Gather, from the data below, each line in which the word "true" occurs.

>> begin ENTRIES PROVIDED

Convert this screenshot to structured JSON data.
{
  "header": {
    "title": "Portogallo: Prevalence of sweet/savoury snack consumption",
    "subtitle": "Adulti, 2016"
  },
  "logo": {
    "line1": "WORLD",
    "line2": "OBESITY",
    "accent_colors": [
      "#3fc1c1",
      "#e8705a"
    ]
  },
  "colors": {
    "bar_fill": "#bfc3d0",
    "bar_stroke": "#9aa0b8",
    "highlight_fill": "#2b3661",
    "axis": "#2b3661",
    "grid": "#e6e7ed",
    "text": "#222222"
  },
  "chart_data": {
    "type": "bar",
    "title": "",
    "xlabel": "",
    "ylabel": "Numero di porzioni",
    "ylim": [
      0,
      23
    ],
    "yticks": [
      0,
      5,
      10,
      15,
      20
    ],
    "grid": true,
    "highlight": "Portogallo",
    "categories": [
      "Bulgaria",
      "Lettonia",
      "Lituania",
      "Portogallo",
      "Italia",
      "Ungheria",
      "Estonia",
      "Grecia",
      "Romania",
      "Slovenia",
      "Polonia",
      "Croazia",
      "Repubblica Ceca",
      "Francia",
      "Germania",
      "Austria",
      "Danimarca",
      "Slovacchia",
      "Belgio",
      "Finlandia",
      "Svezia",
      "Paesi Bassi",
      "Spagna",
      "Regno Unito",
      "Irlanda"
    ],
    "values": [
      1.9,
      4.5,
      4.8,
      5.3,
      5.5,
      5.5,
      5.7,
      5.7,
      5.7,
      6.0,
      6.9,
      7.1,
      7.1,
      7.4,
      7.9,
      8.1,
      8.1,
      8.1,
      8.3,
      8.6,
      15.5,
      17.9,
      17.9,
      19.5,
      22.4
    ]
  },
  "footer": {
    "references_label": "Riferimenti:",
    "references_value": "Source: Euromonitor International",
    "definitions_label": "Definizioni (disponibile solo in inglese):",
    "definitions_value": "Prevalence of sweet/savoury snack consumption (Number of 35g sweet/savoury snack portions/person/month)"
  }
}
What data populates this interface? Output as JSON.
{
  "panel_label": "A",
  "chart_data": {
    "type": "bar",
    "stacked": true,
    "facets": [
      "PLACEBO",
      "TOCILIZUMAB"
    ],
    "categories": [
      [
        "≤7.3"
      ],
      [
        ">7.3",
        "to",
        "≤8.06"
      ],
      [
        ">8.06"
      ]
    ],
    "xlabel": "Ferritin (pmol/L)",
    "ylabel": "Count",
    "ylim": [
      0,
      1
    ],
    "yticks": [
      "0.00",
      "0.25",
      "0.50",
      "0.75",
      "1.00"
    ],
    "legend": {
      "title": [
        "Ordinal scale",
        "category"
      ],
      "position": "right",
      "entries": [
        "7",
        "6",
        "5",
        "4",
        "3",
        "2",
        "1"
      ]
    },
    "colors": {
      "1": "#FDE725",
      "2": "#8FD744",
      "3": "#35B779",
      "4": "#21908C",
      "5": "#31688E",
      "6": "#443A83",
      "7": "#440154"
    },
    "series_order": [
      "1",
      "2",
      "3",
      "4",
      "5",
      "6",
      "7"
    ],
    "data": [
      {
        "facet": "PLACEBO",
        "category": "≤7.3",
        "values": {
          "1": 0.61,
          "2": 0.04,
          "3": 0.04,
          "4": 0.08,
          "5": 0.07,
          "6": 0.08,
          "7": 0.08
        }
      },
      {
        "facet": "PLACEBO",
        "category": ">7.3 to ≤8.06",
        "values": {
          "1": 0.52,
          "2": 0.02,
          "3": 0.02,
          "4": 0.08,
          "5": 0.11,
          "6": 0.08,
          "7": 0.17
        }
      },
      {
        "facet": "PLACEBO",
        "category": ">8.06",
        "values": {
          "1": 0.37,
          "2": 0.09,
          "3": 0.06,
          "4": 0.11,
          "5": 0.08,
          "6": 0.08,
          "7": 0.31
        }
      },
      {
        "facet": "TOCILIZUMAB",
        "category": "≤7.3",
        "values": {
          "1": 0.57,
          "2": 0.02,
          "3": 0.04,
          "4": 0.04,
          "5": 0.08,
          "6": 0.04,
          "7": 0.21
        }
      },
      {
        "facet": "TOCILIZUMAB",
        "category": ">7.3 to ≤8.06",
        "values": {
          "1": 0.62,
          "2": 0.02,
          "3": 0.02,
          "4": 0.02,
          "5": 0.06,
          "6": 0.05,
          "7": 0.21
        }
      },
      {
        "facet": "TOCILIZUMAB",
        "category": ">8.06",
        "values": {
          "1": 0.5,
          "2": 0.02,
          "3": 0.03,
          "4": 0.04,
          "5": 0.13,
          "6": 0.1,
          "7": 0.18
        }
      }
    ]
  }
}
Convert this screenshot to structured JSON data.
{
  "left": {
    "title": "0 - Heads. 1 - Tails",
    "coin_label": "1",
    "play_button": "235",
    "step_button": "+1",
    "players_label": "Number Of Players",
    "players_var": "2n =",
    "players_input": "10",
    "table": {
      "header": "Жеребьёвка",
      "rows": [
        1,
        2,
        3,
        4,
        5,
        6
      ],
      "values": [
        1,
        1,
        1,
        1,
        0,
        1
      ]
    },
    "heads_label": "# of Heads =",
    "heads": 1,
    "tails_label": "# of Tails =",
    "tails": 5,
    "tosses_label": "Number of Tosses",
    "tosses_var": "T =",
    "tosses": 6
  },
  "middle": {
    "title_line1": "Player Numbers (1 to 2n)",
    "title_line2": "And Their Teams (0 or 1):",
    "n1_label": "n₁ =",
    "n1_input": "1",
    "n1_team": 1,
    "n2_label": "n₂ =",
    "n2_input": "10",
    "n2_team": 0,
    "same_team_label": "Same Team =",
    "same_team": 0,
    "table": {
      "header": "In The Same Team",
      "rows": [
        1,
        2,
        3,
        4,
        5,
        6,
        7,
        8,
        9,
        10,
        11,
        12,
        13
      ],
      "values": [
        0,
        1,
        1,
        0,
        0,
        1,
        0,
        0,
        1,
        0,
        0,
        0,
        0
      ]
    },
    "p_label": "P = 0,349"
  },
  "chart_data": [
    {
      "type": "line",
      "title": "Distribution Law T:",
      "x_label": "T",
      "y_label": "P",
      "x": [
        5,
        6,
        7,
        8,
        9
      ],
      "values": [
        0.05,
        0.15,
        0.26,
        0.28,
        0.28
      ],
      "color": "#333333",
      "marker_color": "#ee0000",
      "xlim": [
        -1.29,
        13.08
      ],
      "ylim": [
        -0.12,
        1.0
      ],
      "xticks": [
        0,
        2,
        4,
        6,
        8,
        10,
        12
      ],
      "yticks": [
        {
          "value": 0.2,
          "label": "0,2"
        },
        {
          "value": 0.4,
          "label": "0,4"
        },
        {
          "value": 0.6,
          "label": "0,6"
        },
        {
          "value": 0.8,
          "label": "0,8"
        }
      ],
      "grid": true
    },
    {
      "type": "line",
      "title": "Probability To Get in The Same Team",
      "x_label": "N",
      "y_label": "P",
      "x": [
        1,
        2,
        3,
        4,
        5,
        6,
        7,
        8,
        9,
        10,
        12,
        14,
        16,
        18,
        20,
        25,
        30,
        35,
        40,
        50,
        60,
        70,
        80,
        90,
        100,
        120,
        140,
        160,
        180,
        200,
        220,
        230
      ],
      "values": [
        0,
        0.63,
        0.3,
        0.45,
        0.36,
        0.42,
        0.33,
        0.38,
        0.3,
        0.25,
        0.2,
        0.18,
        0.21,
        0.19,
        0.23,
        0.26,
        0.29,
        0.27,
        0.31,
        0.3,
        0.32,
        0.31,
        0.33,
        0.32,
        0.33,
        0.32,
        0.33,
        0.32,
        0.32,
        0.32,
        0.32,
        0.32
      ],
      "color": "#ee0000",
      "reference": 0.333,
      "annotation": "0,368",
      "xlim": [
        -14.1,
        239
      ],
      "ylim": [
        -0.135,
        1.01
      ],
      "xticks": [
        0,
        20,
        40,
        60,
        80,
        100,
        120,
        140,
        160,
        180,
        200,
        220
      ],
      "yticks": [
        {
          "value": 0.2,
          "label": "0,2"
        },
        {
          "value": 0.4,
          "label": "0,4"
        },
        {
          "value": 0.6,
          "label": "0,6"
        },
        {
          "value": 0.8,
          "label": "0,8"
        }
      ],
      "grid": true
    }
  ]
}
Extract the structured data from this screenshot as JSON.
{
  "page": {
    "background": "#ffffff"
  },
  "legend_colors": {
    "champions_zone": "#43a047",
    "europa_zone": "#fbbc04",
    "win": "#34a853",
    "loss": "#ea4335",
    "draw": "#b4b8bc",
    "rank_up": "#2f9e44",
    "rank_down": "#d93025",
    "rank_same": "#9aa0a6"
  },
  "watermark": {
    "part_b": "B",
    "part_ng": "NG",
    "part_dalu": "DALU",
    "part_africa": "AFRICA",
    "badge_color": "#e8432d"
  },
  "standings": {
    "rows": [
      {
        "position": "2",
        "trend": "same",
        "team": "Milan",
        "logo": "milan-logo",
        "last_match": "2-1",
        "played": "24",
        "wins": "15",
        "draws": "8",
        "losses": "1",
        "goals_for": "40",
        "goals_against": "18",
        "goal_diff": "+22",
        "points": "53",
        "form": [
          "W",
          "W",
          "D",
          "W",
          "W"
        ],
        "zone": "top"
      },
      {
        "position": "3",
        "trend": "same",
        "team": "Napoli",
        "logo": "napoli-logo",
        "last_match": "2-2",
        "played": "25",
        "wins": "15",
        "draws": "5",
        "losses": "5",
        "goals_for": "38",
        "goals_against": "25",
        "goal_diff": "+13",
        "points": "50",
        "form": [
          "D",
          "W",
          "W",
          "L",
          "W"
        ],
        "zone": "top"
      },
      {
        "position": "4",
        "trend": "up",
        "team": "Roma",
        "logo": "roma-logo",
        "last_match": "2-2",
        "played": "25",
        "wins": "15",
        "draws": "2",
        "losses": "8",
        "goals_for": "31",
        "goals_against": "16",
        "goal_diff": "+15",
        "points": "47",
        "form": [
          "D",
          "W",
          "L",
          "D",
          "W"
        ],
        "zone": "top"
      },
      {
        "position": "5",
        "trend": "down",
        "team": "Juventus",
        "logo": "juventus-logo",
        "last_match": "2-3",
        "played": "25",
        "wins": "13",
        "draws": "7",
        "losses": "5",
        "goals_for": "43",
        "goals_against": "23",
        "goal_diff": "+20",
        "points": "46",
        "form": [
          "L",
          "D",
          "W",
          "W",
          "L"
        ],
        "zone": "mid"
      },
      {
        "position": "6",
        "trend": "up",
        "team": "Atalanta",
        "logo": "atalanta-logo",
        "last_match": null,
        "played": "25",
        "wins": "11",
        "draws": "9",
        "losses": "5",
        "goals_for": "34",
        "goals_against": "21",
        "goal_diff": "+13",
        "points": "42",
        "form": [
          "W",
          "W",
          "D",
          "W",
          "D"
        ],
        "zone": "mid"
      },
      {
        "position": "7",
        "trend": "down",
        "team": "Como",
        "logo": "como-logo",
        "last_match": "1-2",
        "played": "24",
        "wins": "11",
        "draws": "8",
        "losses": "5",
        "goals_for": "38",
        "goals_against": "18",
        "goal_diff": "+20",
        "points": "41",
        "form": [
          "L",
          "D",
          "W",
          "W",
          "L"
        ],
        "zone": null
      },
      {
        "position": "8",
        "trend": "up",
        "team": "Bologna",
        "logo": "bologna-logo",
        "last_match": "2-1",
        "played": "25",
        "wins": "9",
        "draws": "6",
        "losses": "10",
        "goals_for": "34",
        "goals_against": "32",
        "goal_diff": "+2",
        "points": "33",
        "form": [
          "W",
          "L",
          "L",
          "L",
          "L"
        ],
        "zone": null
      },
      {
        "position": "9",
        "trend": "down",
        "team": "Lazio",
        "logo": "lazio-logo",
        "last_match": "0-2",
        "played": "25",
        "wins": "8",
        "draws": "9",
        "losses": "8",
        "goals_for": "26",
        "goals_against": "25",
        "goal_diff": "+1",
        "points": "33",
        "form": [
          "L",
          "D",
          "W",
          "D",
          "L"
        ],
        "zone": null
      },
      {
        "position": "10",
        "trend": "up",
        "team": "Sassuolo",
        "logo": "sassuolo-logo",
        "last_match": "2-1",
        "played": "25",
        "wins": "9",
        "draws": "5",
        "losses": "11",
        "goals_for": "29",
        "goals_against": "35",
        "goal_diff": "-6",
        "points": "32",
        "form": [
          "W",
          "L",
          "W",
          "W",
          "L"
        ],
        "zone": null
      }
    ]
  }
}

>> end ENTRIES PROVIDED

** SOLUTION TO THE PROBLEM **
    "grid": true,
    "stacked": true,
      "grid": true
      "grid": true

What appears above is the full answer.